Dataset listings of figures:
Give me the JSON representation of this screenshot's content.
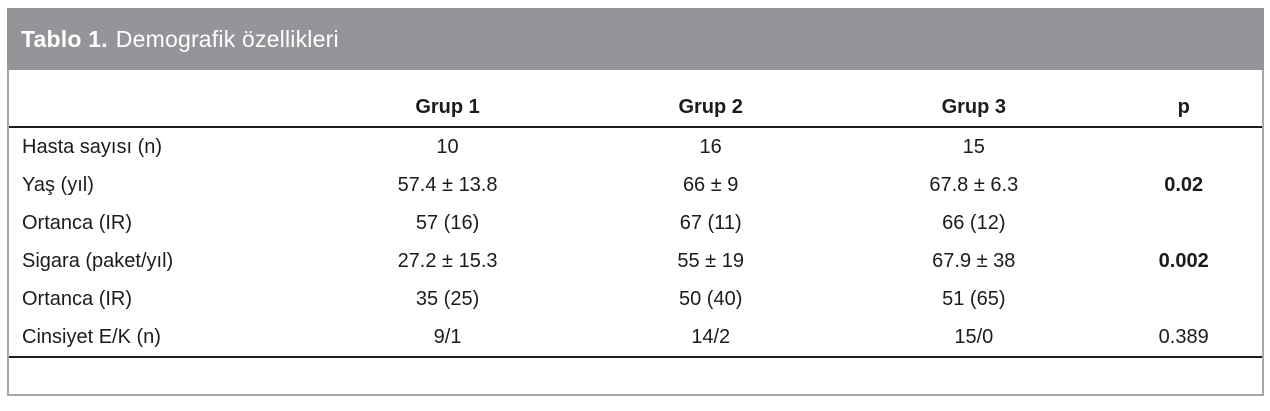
{
  "title": {
    "label": "Tablo 1.",
    "text": "Demografik özellikleri"
  },
  "colors": {
    "title_bar_bg": "#939599",
    "title_text": "#ffffff",
    "outer_border": "#a6a7aa",
    "rule_lines": "#1c1c1c",
    "body_text": "#1c1c1c"
  },
  "table": {
    "columns": [
      "",
      "Grup 1",
      "Grup 2",
      "Grup 3",
      "p"
    ],
    "rows": [
      {
        "label": "Hasta sayısı (n)",
        "grup1": "10",
        "grup2": "16",
        "grup3": "15",
        "p": "",
        "p_bold": false
      },
      {
        "label": "Yaş (yıl)",
        "grup1": "57.4 ± 13.8",
        "grup2": "66 ± 9",
        "grup3": "67.8 ± 6.3",
        "p": "0.02",
        "p_bold": true
      },
      {
        "label": "Ortanca (IR)",
        "grup1": "57 (16)",
        "grup2": "67 (11)",
        "grup3": "66 (12)",
        "p": "",
        "p_bold": false
      },
      {
        "label": "Sigara (paket/yıl)",
        "grup1": "27.2 ± 15.3",
        "grup2": "55 ± 19",
        "grup3": "67.9 ± 38",
        "p": "0.002",
        "p_bold": true
      },
      {
        "label": "Ortanca (IR)",
        "grup1": "35 (25)",
        "grup2": "50 (40)",
        "grup3": "51 (65)",
        "p": "",
        "p_bold": false
      },
      {
        "label": "Cinsiyet E/K (n)",
        "grup1": "9/1",
        "grup2": "14/2",
        "grup3": "15/0",
        "p": "0.389",
        "p_bold": false
      }
    ]
  }
}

OBJECTIVE: From the entries, copy out each line containing the word "label".

CORRECT OUTPUT:
    "label": "Tablo 1.",
        "label": "Hasta sayısı (n)",
        "label": "Yaş (yıl)",
        "label": "Ortanca (IR)",
        "label": "Sigara (paket/yıl)",
        "label": "Ortanca (IR)",
        "label": "Cinsiyet E/K (n)",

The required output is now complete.